WHAT IS REQUIRED: Reproduce all of the following data verbatim, changing and omitting nothing.

□ □ □

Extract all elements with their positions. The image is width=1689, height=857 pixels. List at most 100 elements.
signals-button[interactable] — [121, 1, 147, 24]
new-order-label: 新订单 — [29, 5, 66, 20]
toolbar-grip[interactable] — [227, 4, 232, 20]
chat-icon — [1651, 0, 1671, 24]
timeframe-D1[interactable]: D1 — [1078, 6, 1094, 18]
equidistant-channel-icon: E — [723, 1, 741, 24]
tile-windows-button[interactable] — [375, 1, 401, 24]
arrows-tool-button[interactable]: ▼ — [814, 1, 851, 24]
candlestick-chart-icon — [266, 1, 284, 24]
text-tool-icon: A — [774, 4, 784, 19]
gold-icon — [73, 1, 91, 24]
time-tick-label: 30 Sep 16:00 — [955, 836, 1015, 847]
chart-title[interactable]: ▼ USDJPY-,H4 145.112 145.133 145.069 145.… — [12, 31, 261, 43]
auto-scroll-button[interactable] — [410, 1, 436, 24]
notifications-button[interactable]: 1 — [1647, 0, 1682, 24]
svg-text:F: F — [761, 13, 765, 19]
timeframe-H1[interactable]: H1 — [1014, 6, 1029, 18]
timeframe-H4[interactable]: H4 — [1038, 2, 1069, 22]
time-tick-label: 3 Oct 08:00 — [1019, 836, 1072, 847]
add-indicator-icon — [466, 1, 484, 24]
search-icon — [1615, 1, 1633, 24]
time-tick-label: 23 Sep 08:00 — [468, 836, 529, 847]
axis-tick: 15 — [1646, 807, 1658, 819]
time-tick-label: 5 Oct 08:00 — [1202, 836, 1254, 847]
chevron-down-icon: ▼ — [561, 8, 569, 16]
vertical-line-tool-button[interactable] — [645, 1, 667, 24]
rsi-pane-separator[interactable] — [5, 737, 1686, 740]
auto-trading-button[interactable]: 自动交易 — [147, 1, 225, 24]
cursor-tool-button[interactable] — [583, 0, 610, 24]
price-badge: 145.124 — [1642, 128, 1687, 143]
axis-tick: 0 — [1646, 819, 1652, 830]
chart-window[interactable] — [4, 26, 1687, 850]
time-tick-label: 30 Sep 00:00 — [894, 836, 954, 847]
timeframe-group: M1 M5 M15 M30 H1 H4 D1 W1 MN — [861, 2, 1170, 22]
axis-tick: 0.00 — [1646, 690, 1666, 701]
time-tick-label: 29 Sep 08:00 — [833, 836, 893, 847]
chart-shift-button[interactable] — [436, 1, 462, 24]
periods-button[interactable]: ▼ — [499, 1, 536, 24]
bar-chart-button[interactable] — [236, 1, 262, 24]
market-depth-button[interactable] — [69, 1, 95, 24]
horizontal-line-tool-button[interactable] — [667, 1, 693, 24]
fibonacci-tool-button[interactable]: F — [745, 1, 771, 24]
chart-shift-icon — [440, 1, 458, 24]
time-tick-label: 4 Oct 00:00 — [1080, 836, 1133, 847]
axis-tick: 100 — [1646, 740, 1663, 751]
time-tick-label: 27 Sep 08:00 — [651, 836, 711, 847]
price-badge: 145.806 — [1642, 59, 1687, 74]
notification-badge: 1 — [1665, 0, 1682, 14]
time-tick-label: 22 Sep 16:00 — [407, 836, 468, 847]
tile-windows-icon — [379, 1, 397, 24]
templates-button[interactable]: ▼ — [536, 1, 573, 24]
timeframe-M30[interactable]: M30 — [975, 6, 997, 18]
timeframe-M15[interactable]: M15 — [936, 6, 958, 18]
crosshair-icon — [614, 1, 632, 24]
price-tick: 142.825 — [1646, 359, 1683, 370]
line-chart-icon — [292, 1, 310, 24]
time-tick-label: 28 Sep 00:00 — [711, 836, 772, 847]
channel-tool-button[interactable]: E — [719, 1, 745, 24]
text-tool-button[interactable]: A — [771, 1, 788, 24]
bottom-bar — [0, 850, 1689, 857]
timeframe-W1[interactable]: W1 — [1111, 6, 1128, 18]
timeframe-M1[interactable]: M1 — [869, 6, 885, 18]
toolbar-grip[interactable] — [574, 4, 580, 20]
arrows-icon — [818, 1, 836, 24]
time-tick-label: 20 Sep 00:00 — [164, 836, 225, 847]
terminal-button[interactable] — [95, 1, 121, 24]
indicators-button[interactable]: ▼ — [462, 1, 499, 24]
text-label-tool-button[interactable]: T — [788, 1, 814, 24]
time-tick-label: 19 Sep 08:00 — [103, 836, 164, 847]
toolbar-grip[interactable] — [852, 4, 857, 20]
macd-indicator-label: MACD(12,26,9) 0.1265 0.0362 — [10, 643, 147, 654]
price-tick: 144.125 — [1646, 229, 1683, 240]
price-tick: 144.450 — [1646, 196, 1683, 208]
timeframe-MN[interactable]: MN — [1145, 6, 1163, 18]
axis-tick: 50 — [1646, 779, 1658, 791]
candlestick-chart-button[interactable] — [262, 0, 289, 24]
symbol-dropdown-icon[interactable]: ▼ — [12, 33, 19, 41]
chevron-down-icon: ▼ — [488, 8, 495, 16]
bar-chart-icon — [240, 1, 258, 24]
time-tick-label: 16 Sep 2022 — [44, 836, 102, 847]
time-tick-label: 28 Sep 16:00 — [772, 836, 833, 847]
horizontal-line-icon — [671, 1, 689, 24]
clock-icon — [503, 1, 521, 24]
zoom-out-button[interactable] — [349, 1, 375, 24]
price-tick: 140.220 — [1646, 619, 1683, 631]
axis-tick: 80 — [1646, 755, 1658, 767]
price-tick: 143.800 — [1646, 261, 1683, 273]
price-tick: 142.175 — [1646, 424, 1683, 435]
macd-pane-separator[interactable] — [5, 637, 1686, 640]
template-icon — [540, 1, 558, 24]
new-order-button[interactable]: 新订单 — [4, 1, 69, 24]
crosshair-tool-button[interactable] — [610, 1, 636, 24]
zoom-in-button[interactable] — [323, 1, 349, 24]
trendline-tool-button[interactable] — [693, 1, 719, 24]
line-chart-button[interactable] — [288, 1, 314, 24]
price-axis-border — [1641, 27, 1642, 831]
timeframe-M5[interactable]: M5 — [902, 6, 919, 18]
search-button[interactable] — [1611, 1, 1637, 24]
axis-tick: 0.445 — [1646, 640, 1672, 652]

□ □ □

RESPONSE TO THE EXERCISE:
Extract all elements with their positions. The image is width=1689, height=857 pixels. List at most 100 elements.
signals-button[interactable] — [121, 1, 147, 24]
new-order-label: 新订单 — [29, 5, 66, 20]
toolbar-grip[interactable] — [227, 4, 232, 20]
chat-icon — [1651, 0, 1671, 24]
timeframe-D1[interactable]: D1 — [1078, 6, 1094, 18]
equidistant-channel-icon: E — [723, 1, 741, 24]
tile-windows-button[interactable] — [375, 1, 401, 24]
arrows-tool-button[interactable]: ▼ — [814, 1, 851, 24]
candlestick-chart-icon — [266, 1, 284, 24]
text-tool-icon: A — [774, 4, 784, 19]
gold-icon — [73, 1, 91, 24]
time-tick-label: 30 Sep 16:00 — [955, 836, 1015, 847]
chart-title[interactable]: ▼ USDJPY-,H4 145.112 145.133 145.069 145.… — [12, 31, 261, 43]
auto-scroll-button[interactable] — [410, 1, 436, 24]
notifications-button[interactable]: 1 — [1647, 0, 1682, 24]
svg-text:F: F — [761, 13, 765, 19]
timeframe-H1[interactable]: H1 — [1014, 6, 1029, 18]
timeframe-H4[interactable]: H4 — [1038, 2, 1069, 22]
time-tick-label: 3 Oct 08:00 — [1019, 836, 1072, 847]
add-indicator-icon — [466, 1, 484, 24]
search-icon — [1615, 1, 1633, 24]
time-tick-label: 23 Sep 08:00 — [468, 836, 529, 847]
axis-tick: 15 — [1646, 807, 1658, 819]
time-tick-label: 5 Oct 08:00 — [1202, 836, 1254, 847]
chevron-down-icon: ▼ — [561, 8, 569, 16]
vertical-line-tool-button[interactable] — [645, 1, 667, 24]
rsi-pane-separator[interactable] — [5, 737, 1686, 740]
auto-trading-button[interactable]: 自动交易 — [147, 1, 225, 24]
cursor-tool-button[interactable] — [583, 0, 610, 24]
price-badge: 145.124 — [1642, 128, 1687, 143]
axis-tick: 0 — [1646, 819, 1652, 830]
chart-window[interactable] — [4, 26, 1687, 850]
time-tick-label: 30 Sep 00:00 — [894, 836, 954, 847]
timeframe-group: M1 M5 M15 M30 H1 H4 D1 W1 MN — [861, 2, 1170, 22]
axis-tick: 0.00 — [1646, 690, 1666, 701]
time-tick-label: 29 Sep 08:00 — [833, 836, 893, 847]
chart-shift-button[interactable] — [436, 1, 462, 24]
periods-button[interactable]: ▼ — [499, 1, 536, 24]
bar-chart-button[interactable] — [236, 1, 262, 24]
market-depth-button[interactable] — [69, 1, 95, 24]
horizontal-line-tool-button[interactable] — [667, 1, 693, 24]
fibonacci-tool-button[interactable]: F — [745, 1, 771, 24]
chart-shift-icon — [440, 1, 458, 24]
time-tick-label: 4 Oct 00:00 — [1080, 836, 1133, 847]
axis-tick: 100 — [1646, 740, 1663, 751]
time-tick-label: 27 Sep 08:00 — [651, 836, 711, 847]
price-badge: 145.806 — [1642, 59, 1687, 74]
notification-badge: 1 — [1665, 0, 1682, 14]
time-tick-label: 22 Sep 16:00 — [407, 836, 468, 847]
tile-windows-icon — [379, 1, 397, 24]
templates-button[interactable]: ▼ — [536, 1, 573, 24]
timeframe-M30[interactable]: M30 — [975, 6, 997, 18]
timeframe-M15[interactable]: M15 — [936, 6, 958, 18]
crosshair-icon — [614, 1, 632, 24]
price-tick: 142.825 — [1646, 359, 1683, 370]
line-chart-icon — [292, 1, 310, 24]
time-tick-label: 28 Sep 00:00 — [711, 836, 772, 847]
channel-tool-button[interactable]: E — [719, 1, 745, 24]
text-tool-button[interactable]: A — [771, 1, 788, 24]
bottom-bar — [0, 850, 1689, 857]
timeframe-W1[interactable]: W1 — [1111, 6, 1128, 18]
timeframe-M1[interactable]: M1 — [869, 6, 885, 18]
toolbar-grip[interactable] — [574, 4, 580, 20]
arrows-icon — [818, 1, 836, 24]
time-tick-label: 20 Sep 00:00 — [164, 836, 225, 847]
terminal-button[interactable] — [95, 1, 121, 24]
indicators-button[interactable]: ▼ — [462, 1, 499, 24]
text-label-tool-button[interactable]: T — [788, 1, 814, 24]
time-tick-label: 19 Sep 08:00 — [103, 836, 164, 847]
toolbar-grip[interactable] — [852, 4, 857, 20]
macd-indicator-label: MACD(12,26,9) 0.1265 0.0362 — [10, 643, 147, 654]
price-tick: 144.125 — [1646, 229, 1683, 240]
price-tick: 144.450 — [1646, 196, 1683, 208]
timeframe-MN[interactable]: MN — [1145, 6, 1163, 18]
axis-tick: 50 — [1646, 779, 1658, 791]
candlestick-chart-button[interactable] — [262, 0, 289, 24]
symbol-dropdown-icon[interactable]: ▼ — [12, 33, 19, 41]
chevron-down-icon: ▼ — [488, 8, 495, 16]
bar-chart-icon — [240, 1, 258, 24]
time-tick-label: 16 Sep 2022 — [44, 836, 102, 847]
time-tick-label: 28 Sep 16:00 — [772, 836, 833, 847]
horizontal-line-icon — [671, 1, 689, 24]
clock-icon — [503, 1, 521, 24]
zoom-out-button[interactable] — [349, 1, 375, 24]
price-tick: 140.220 — [1646, 619, 1683, 631]
axis-tick: 80 — [1646, 755, 1658, 767]
price-tick: 143.800 — [1646, 261, 1683, 273]
price-tick: 142.175 — [1646, 424, 1683, 435]
macd-pane-separator[interactable] — [5, 637, 1686, 640]
template-icon — [540, 1, 558, 24]
new-order-button[interactable]: 新订单 — [4, 1, 69, 24]
crosshair-tool-button[interactable] — [610, 1, 636, 24]
zoom-in-button[interactable] — [323, 1, 349, 24]
trendline-tool-button[interactable] — [693, 1, 719, 24]
line-chart-button[interactable] — [288, 1, 314, 24]
price-axis-border — [1641, 27, 1642, 831]
timeframe-M5[interactable]: M5 — [902, 6, 919, 18]
search-button[interactable] — [1611, 1, 1637, 24]
axis-tick: 0.445 — [1646, 640, 1672, 652]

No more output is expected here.